Written problem:
Pictures do not belong in the copy; restate the records below word for word.

Data tied to figure images:
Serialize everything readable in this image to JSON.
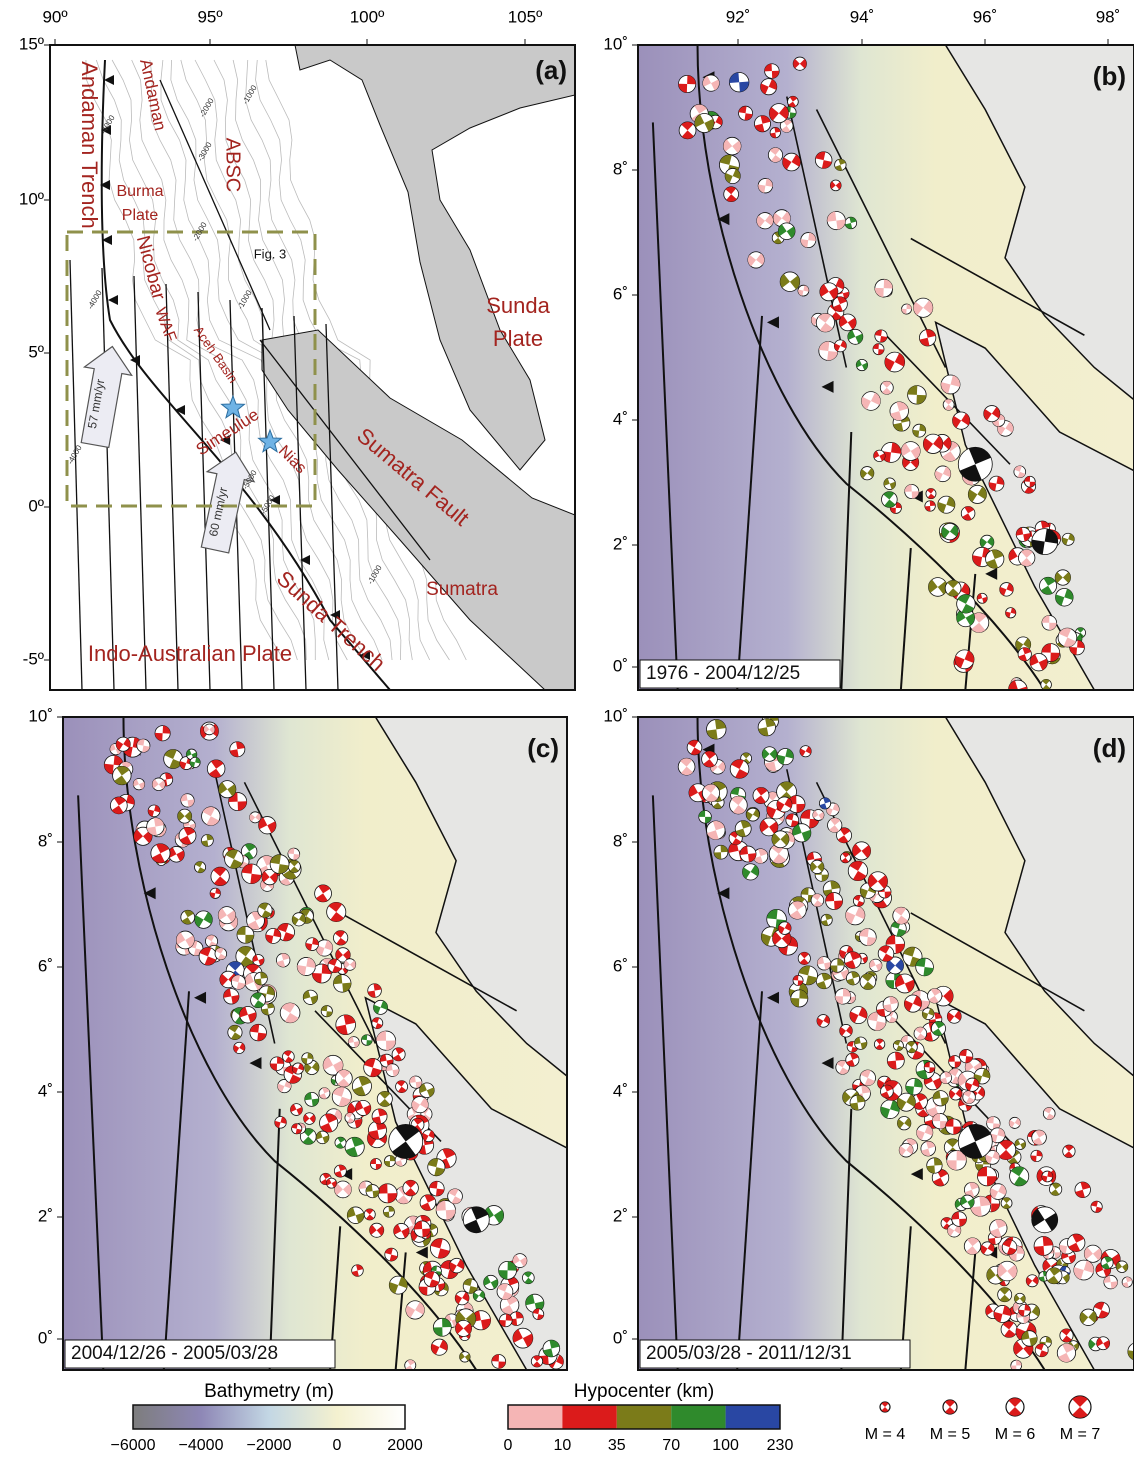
{
  "panels": [
    {
      "label": "(a)",
      "x_ticks": [
        "90º",
        "95º",
        "100º",
        "105º"
      ],
      "y_ticks": [
        "15º",
        "10º",
        "5º",
        "0º",
        "-5º"
      ],
      "annotations": [
        "Andaman Trench",
        "Andaman",
        "Burma",
        "Plate",
        "ABSC",
        "Nicobar",
        "WAF",
        "Aceh Basin",
        "Simeulue",
        "Nias",
        "Sumatra Fault",
        "Sumatra",
        "Sunda",
        "Plate",
        "Sunda Trench",
        "Indo-Australian Plate",
        "57 mm/yr",
        "60 mm/yr",
        "Fig. 3"
      ],
      "contour_labels": [
        "-4000",
        "-2000",
        "-1000",
        "-3000",
        "-2000",
        "-1000",
        "-4000",
        "-5000",
        "-5000",
        "-1000",
        "-4000"
      ]
    },
    {
      "label": "(b)",
      "period": "1976 - 2004/12/25",
      "x_ticks": [
        "92˚",
        "94˚",
        "96˚",
        "98˚"
      ],
      "y_ticks": [
        "10˚",
        "8˚",
        "6˚",
        "4˚",
        "2˚",
        "0˚"
      ]
    },
    {
      "label": "(c)",
      "period": "2004/12/26 - 2005/03/28",
      "y_ticks": [
        "10˚",
        "8˚",
        "6˚",
        "4˚",
        "2˚",
        "0˚"
      ]
    },
    {
      "label": "(d)",
      "period": "2005/03/28 - 2011/12/31",
      "y_ticks": [
        "10˚",
        "8˚",
        "6˚",
        "4˚",
        "2˚",
        "0˚"
      ]
    }
  ],
  "legend": {
    "bathymetry": {
      "title": "Bathymetry (m)",
      "ticks": [
        "−6000",
        "−4000",
        "−2000",
        "0",
        "2000"
      ],
      "colors": [
        "#7d7d7d",
        "#8e87b6",
        "#c3d7e4",
        "#f4f1cf",
        "#ffffff"
      ]
    },
    "hypocenter": {
      "title": "Hypocenter (km)",
      "ticks": [
        "0",
        "10",
        "35",
        "70",
        "100",
        "230"
      ],
      "colors": [
        "#f5b5b5",
        "#db1b1b",
        "#7b7b19",
        "#2f8a2c",
        "#2947a3"
      ]
    },
    "magnitudes": [
      "M = 4",
      "M = 5",
      "M = 6",
      "M = 7"
    ]
  }
}
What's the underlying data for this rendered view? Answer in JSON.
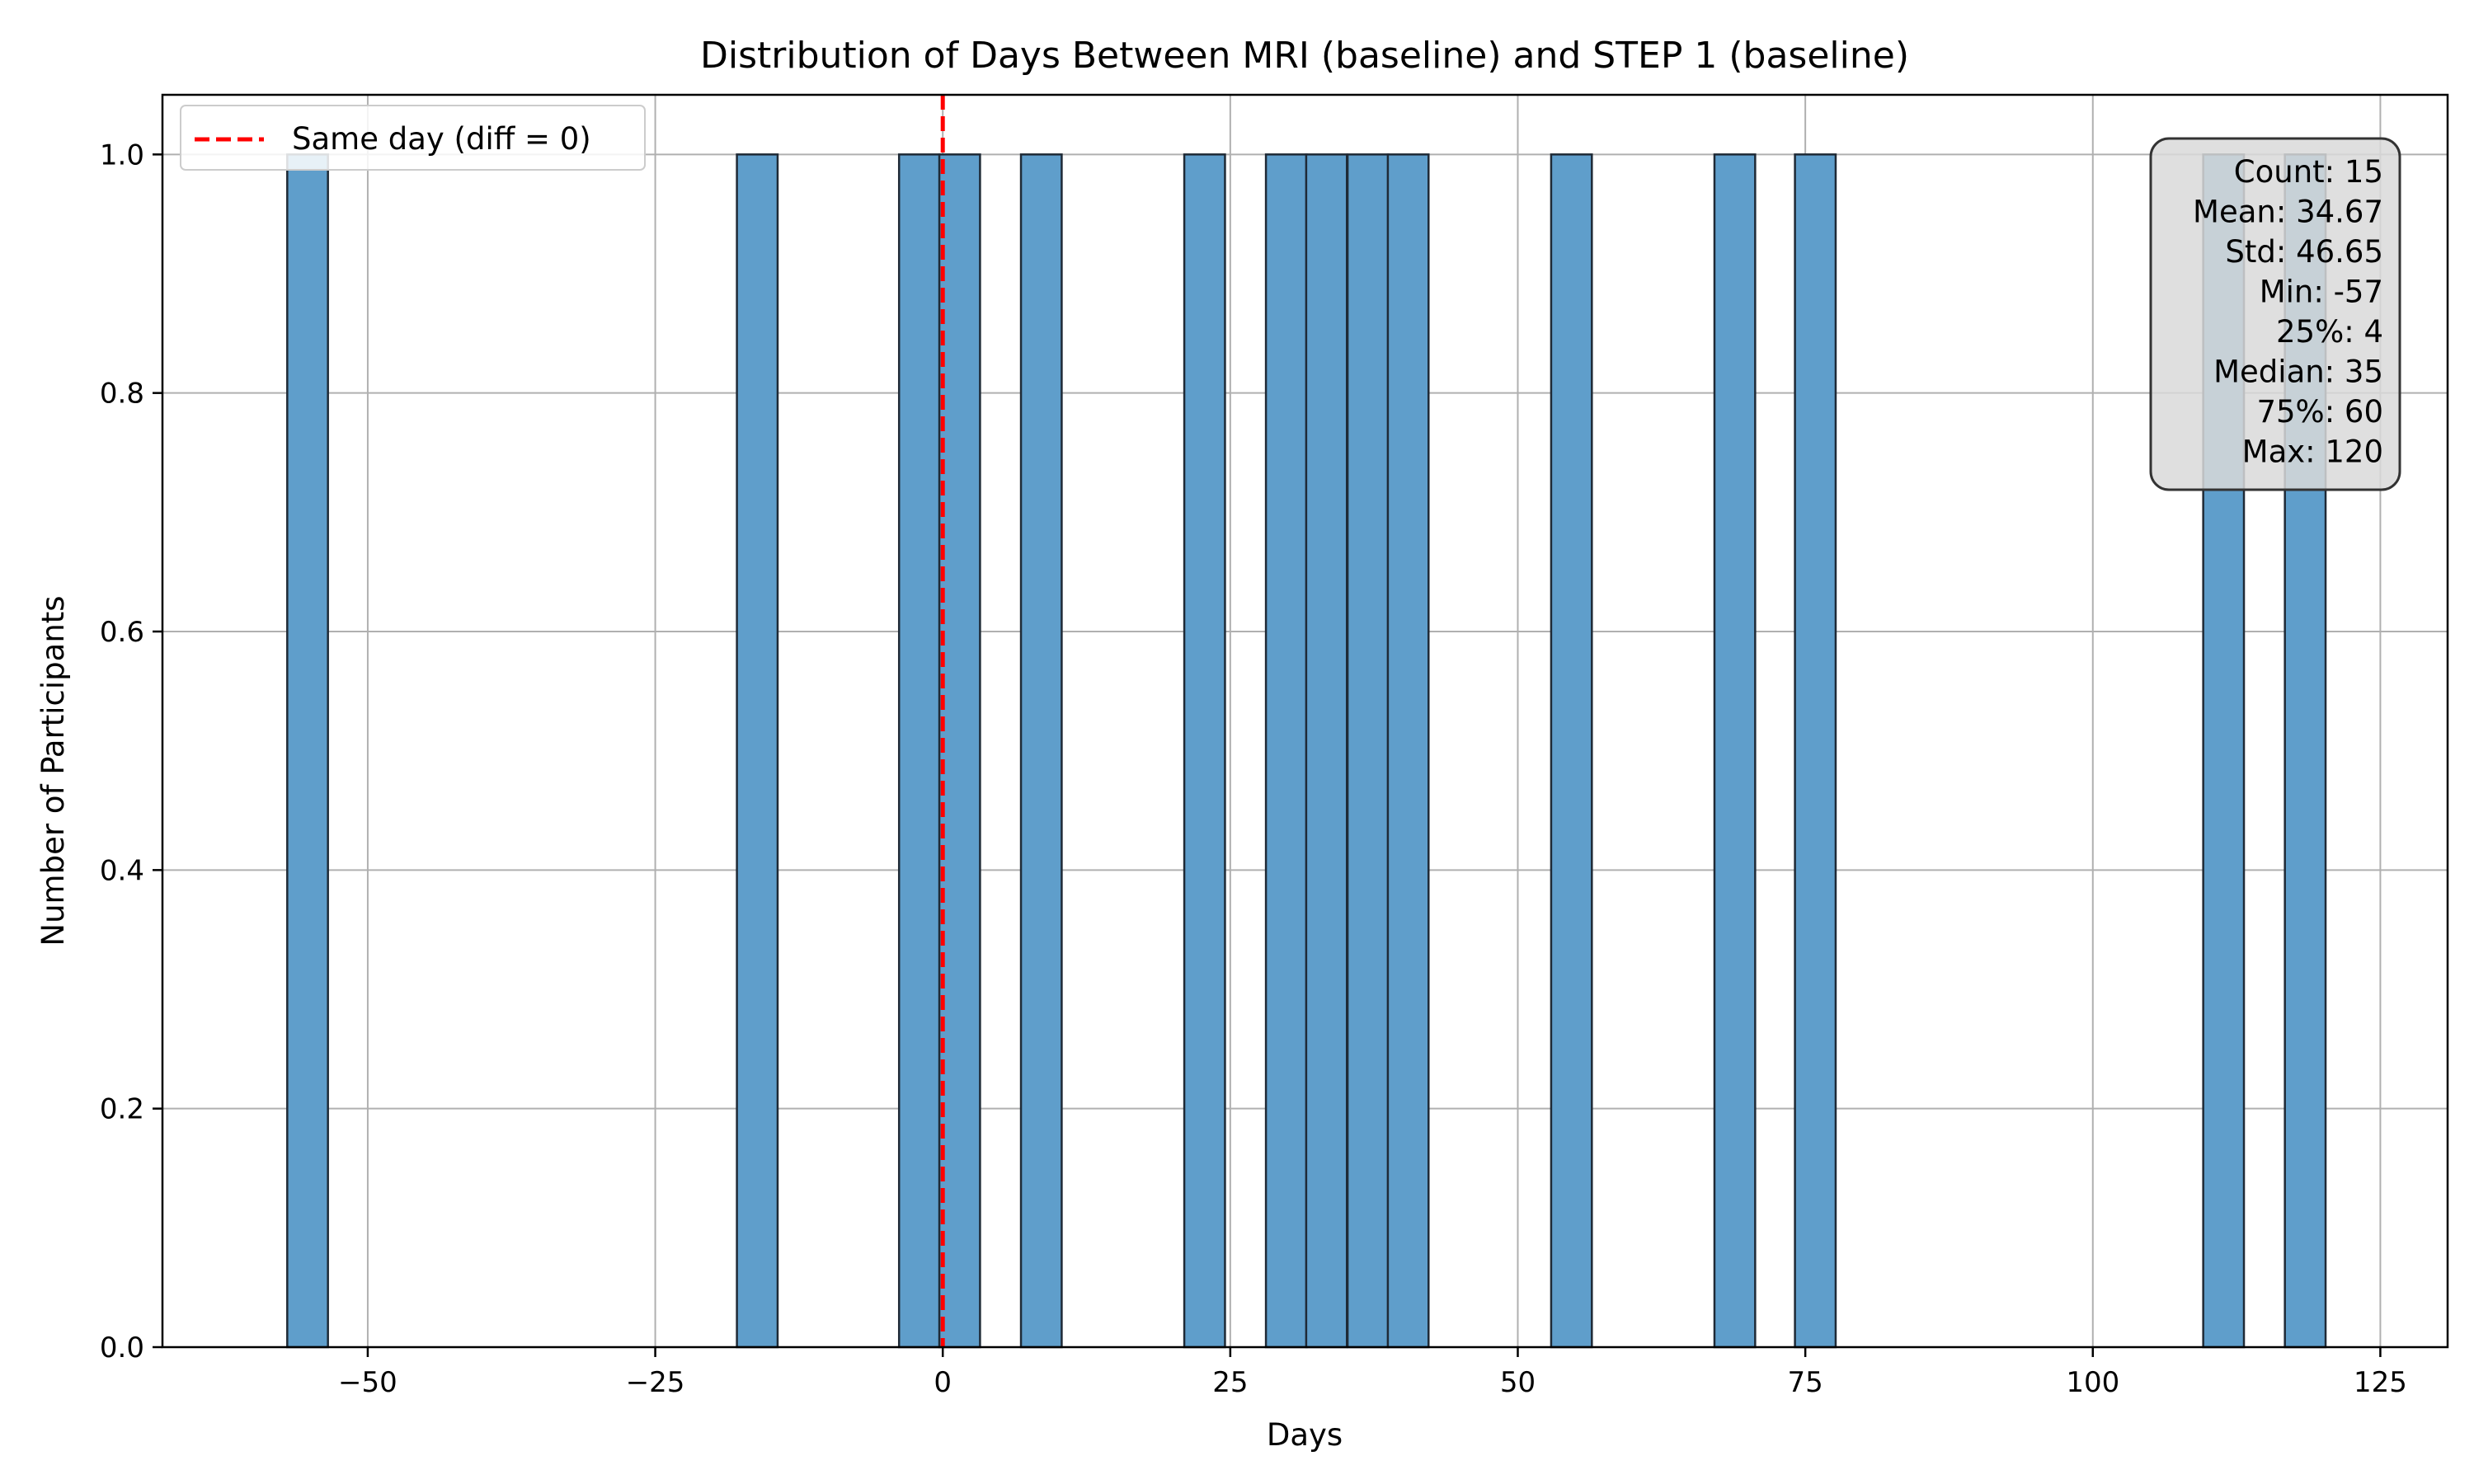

Expected output:
Serialize everything readable in this image to JSON.
{
  "panels": [
    {
      "label": "(a)",
      "x_ticks": [
        "90º",
        "95º",
        "100º",
        "105º"
      ],
      "y_ticks": [
        "15º",
        "10º",
        "5º",
        "0º",
        "-5º"
      ],
      "annotations": [
        "Andaman Trench",
        "Andaman",
        "Burma",
        "Plate",
        "ABSC",
        "Nicobar",
        "WAF",
        "Aceh Basin",
        "Simeulue",
        "Nias",
        "Sumatra Fault",
        "Sumatra",
        "Sunda",
        "Plate",
        "Sunda Trench",
        "Indo-Australian Plate",
        "57 mm/yr",
        "60 mm/yr",
        "Fig. 3"
      ],
      "contour_labels": [
        "-4000",
        "-2000",
        "-1000",
        "-3000",
        "-2000",
        "-1000",
        "-4000",
        "-5000",
        "-5000",
        "-1000",
        "-4000"
      ]
    },
    {
      "label": "(b)",
      "period": "1976 - 2004/12/25",
      "x_ticks": [
        "92˚",
        "94˚",
        "96˚",
        "98˚"
      ],
      "y_ticks": [
        "10˚",
        "8˚",
        "6˚",
        "4˚",
        "2˚",
        "0˚"
      ]
    },
    {
      "label": "(c)",
      "period": "2004/12/26 - 2005/03/28",
      "y_ticks": [
        "10˚",
        "8˚",
        "6˚",
        "4˚",
        "2˚",
        "0˚"
      ]
    },
    {
      "label": "(d)",
      "period": "2005/03/28 - 2011/12/31",
      "y_ticks": [
        "10˚",
        "8˚",
        "6˚",
        "4˚",
        "2˚",
        "0˚"
      ]
    }
  ],
  "legend": {
    "bathymetry": {
      "title": "Bathymetry (m)",
      "ticks": [
        "−6000",
        "−4000",
        "−2000",
        "0",
        "2000"
      ],
      "colors": [
        "#7d7d7d",
        "#8e87b6",
        "#c3d7e4",
        "#f4f1cf",
        "#ffffff"
      ]
    },
    "hypocenter": {
      "title": "Hypocenter (km)",
      "ticks": [
        "0",
        "10",
        "35",
        "70",
        "100",
        "230"
      ],
      "colors": [
        "#f5b5b5",
        "#db1b1b",
        "#7b7b19",
        "#2f8a2c",
        "#2947a3"
      ]
    },
    "magnitudes": [
      "M = 4",
      "M = 5",
      "M = 6",
      "M = 7"
    ]
  }
}
What's the underlying data for this rendered view? Answer in JSON.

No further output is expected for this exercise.